» DIRECTIVE:
Copy out every one of the following lines word for word, changing nothing.

» DATASET ROWS:
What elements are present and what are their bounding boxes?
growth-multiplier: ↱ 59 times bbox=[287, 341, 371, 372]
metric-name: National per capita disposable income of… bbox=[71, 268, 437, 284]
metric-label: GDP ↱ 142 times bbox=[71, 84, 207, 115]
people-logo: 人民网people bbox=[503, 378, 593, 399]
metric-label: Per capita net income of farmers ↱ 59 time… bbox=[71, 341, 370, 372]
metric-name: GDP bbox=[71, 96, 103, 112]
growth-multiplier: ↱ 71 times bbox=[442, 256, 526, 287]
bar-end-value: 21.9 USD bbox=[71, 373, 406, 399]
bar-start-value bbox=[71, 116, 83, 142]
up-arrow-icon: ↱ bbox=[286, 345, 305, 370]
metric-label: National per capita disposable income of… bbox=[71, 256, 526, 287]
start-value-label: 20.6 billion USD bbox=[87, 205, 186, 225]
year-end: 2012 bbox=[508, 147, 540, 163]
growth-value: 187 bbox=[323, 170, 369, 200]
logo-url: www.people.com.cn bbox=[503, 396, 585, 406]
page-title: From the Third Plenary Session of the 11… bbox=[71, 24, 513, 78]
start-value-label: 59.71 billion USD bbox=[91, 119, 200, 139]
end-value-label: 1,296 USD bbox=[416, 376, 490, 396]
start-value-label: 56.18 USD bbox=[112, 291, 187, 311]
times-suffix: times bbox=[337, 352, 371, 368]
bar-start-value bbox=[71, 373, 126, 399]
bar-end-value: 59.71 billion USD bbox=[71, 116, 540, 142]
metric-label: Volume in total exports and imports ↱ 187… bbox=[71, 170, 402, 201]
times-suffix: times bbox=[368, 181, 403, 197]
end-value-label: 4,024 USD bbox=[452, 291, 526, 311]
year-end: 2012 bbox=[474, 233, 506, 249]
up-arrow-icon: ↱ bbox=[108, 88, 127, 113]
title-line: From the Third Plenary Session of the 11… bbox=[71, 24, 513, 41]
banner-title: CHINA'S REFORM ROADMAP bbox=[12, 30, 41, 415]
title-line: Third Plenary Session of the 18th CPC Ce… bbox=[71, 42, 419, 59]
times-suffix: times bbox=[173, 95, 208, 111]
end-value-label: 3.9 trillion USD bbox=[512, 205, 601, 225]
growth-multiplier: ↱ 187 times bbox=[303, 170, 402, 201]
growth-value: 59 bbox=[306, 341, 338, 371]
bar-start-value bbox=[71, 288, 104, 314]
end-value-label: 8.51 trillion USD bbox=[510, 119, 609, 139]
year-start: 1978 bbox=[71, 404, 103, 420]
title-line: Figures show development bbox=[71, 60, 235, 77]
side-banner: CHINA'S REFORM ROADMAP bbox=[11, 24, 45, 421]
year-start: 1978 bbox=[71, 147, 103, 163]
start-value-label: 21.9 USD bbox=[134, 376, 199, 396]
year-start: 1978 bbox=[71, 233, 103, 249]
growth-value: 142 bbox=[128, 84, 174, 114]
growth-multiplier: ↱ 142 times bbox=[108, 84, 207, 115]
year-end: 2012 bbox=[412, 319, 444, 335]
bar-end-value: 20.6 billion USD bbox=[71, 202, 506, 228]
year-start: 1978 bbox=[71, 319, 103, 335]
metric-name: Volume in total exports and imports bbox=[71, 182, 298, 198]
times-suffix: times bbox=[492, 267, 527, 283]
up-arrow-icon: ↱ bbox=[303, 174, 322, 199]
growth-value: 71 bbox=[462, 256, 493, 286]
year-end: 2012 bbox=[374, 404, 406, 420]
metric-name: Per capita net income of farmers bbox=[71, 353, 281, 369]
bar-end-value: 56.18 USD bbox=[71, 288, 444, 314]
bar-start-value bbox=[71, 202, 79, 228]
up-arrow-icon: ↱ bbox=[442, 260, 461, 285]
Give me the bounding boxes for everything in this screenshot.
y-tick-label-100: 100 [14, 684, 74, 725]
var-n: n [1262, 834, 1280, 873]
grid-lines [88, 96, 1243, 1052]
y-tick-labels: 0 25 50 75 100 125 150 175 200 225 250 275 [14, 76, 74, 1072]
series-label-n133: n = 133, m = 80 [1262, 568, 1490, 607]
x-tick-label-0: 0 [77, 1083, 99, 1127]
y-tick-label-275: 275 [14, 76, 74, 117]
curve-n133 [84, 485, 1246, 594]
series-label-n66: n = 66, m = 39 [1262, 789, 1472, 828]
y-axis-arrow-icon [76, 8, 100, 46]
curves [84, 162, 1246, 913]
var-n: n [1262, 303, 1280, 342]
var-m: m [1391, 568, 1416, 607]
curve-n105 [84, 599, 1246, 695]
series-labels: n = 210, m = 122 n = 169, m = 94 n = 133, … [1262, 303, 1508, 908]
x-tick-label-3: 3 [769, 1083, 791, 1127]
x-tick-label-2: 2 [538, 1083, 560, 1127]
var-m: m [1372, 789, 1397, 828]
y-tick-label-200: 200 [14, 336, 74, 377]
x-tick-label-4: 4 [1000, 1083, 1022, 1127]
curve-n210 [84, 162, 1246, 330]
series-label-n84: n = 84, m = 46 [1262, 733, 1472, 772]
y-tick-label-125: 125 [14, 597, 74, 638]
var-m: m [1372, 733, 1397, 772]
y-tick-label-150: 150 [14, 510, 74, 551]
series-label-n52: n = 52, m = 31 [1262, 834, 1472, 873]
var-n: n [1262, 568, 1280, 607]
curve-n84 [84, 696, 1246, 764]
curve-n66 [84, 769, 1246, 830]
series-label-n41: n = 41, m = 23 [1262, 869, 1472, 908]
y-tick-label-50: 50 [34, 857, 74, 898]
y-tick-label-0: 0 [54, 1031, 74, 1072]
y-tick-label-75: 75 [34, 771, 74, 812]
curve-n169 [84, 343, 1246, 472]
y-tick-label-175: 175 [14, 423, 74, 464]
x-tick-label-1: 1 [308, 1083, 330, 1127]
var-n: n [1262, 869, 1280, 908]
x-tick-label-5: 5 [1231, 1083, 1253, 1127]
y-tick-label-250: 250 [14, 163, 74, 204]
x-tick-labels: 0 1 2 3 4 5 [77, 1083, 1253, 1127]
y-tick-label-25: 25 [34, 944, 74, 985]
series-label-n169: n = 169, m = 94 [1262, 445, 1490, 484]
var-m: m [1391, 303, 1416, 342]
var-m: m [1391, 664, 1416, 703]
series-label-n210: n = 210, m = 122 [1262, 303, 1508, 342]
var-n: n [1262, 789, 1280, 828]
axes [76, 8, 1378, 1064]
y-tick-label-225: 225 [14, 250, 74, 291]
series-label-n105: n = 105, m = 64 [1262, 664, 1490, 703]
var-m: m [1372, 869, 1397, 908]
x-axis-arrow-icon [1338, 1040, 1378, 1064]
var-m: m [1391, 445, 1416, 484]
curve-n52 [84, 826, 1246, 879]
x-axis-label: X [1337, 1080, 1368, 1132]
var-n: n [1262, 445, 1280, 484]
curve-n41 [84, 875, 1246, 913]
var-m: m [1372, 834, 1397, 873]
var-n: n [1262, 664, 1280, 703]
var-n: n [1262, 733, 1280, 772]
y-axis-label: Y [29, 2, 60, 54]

» THE ANSWER:
What elements are present and what are their bounding boxes?
growth-multiplier: ↱ 59 times bbox=[287, 341, 371, 372]
metric-name: National per capita disposable income of… bbox=[71, 268, 437, 284]
metric-label: GDP ↱ 142 times bbox=[71, 84, 207, 115]
people-logo: 人民网people bbox=[503, 378, 593, 399]
metric-label: Per capita net income of farmers ↱ 59 time… bbox=[71, 341, 370, 372]
metric-name: GDP bbox=[71, 96, 103, 112]
growth-multiplier: ↱ 71 times bbox=[442, 256, 526, 287]
bar-end-value: 21.9 USD bbox=[71, 373, 406, 399]
bar-start-value bbox=[71, 116, 83, 142]
up-arrow-icon: ↱ bbox=[286, 345, 305, 370]
metric-label: National per capita disposable income of… bbox=[71, 256, 526, 287]
start-value-label: 20.6 billion USD bbox=[87, 205, 186, 225]
year-end: 2012 bbox=[508, 147, 540, 163]
growth-value: 187 bbox=[323, 170, 369, 200]
logo-url: www.people.com.cn bbox=[503, 396, 585, 406]
page-title: From the Third Plenary Session of the 11… bbox=[71, 24, 513, 78]
start-value-label: 59.71 billion USD bbox=[91, 119, 200, 139]
end-value-label: 1,296 USD bbox=[416, 376, 490, 396]
start-value-label: 56.18 USD bbox=[112, 291, 187, 311]
times-suffix: times bbox=[337, 352, 371, 368]
bar-start-value bbox=[71, 373, 126, 399]
bar-end-value: 59.71 billion USD bbox=[71, 116, 540, 142]
metric-label: Volume in total exports and imports ↱ 187… bbox=[71, 170, 402, 201]
times-suffix: times bbox=[368, 181, 403, 197]
end-value-label: 4,024 USD bbox=[452, 291, 526, 311]
year-end: 2012 bbox=[474, 233, 506, 249]
up-arrow-icon: ↱ bbox=[108, 88, 127, 113]
title-line: From the Third Plenary Session of the 11… bbox=[71, 24, 513, 41]
banner-title: CHINA'S REFORM ROADMAP bbox=[12, 30, 41, 415]
title-line: Third Plenary Session of the 18th CPC Ce… bbox=[71, 42, 419, 59]
times-suffix: times bbox=[173, 95, 208, 111]
end-value-label: 3.9 trillion USD bbox=[512, 205, 601, 225]
growth-multiplier: ↱ 187 times bbox=[303, 170, 402, 201]
growth-value: 59 bbox=[306, 341, 338, 371]
bar-start-value bbox=[71, 288, 104, 314]
end-value-label: 8.51 trillion USD bbox=[510, 119, 609, 139]
year-start: 1978 bbox=[71, 404, 103, 420]
title-line: Figures show development bbox=[71, 60, 235, 77]
side-banner: CHINA'S REFORM ROADMAP bbox=[11, 24, 45, 421]
year-start: 1978 bbox=[71, 147, 103, 163]
start-value-label: 21.9 USD bbox=[134, 376, 199, 396]
year-start: 1978 bbox=[71, 233, 103, 249]
growth-value: 142 bbox=[128, 84, 174, 114]
growth-multiplier: ↱ 142 times bbox=[108, 84, 207, 115]
year-end: 2012 bbox=[412, 319, 444, 335]
bar-end-value: 20.6 billion USD bbox=[71, 202, 506, 228]
year-start: 1978 bbox=[71, 319, 103, 335]
metric-name: Volume in total exports and imports bbox=[71, 182, 298, 198]
times-suffix: times bbox=[492, 267, 527, 283]
up-arrow-icon: ↱ bbox=[303, 174, 322, 199]
growth-value: 71 bbox=[462, 256, 493, 286]
year-end: 2012 bbox=[374, 404, 406, 420]
metric-name: Per capita net income of farmers bbox=[71, 353, 281, 369]
bar-end-value: 56.18 USD bbox=[71, 288, 444, 314]
bar-start-value bbox=[71, 202, 79, 228]
up-arrow-icon: ↱ bbox=[442, 260, 461, 285]
Give me the bounding boxes for everything in this screenshot.
y-tick-label-100: 100 [14, 684, 74, 725]
var-n: n [1262, 834, 1280, 873]
grid-lines [88, 96, 1243, 1052]
y-tick-labels: 0 25 50 75 100 125 150 175 200 225 250 275 [14, 76, 74, 1072]
series-label-n133: n = 133, m = 80 [1262, 568, 1490, 607]
x-tick-label-0: 0 [77, 1083, 99, 1127]
y-tick-label-275: 275 [14, 76, 74, 117]
curve-n133 [84, 485, 1246, 594]
series-label-n66: n = 66, m = 39 [1262, 789, 1472, 828]
y-axis-arrow-icon [76, 8, 100, 46]
curves [84, 162, 1246, 913]
var-n: n [1262, 303, 1280, 342]
var-m: m [1391, 568, 1416, 607]
curve-n105 [84, 599, 1246, 695]
series-labels: n = 210, m = 122 n = 169, m = 94 n = 133, … [1262, 303, 1508, 908]
x-tick-label-3: 3 [769, 1083, 791, 1127]
x-tick-label-2: 2 [538, 1083, 560, 1127]
var-m: m [1372, 789, 1397, 828]
y-tick-label-200: 200 [14, 336, 74, 377]
x-tick-label-4: 4 [1000, 1083, 1022, 1127]
curve-n210 [84, 162, 1246, 330]
series-label-n84: n = 84, m = 46 [1262, 733, 1472, 772]
y-tick-label-125: 125 [14, 597, 74, 638]
var-m: m [1372, 733, 1397, 772]
y-tick-label-150: 150 [14, 510, 74, 551]
series-label-n52: n = 52, m = 31 [1262, 834, 1472, 873]
var-n: n [1262, 568, 1280, 607]
curve-n84 [84, 696, 1246, 764]
curve-n66 [84, 769, 1246, 830]
series-label-n41: n = 41, m = 23 [1262, 869, 1472, 908]
y-tick-label-50: 50 [34, 857, 74, 898]
y-tick-label-0: 0 [54, 1031, 74, 1072]
y-tick-label-75: 75 [34, 771, 74, 812]
curve-n169 [84, 343, 1246, 472]
y-tick-label-175: 175 [14, 423, 74, 464]
x-tick-label-1: 1 [308, 1083, 330, 1127]
var-n: n [1262, 869, 1280, 908]
x-tick-label-5: 5 [1231, 1083, 1253, 1127]
y-tick-label-250: 250 [14, 163, 74, 204]
x-tick-labels: 0 1 2 3 4 5 [77, 1083, 1253, 1127]
y-tick-label-25: 25 [34, 944, 74, 985]
series-label-n169: n = 169, m = 94 [1262, 445, 1490, 484]
var-m: m [1391, 303, 1416, 342]
var-m: m [1391, 664, 1416, 703]
series-label-n210: n = 210, m = 122 [1262, 303, 1508, 342]
var-n: n [1262, 789, 1280, 828]
axes [76, 8, 1378, 1064]
y-tick-label-225: 225 [14, 250, 74, 291]
series-label-n105: n = 105, m = 64 [1262, 664, 1490, 703]
var-m: m [1372, 869, 1397, 908]
x-axis-arrow-icon [1338, 1040, 1378, 1064]
var-m: m [1391, 445, 1416, 484]
curve-n52 [84, 826, 1246, 879]
x-axis-label: X [1337, 1080, 1368, 1132]
var-n: n [1262, 445, 1280, 484]
curve-n41 [84, 875, 1246, 913]
var-m: m [1372, 834, 1397, 873]
var-n: n [1262, 664, 1280, 703]
var-n: n [1262, 733, 1280, 772]
y-axis-label: Y [29, 2, 60, 54]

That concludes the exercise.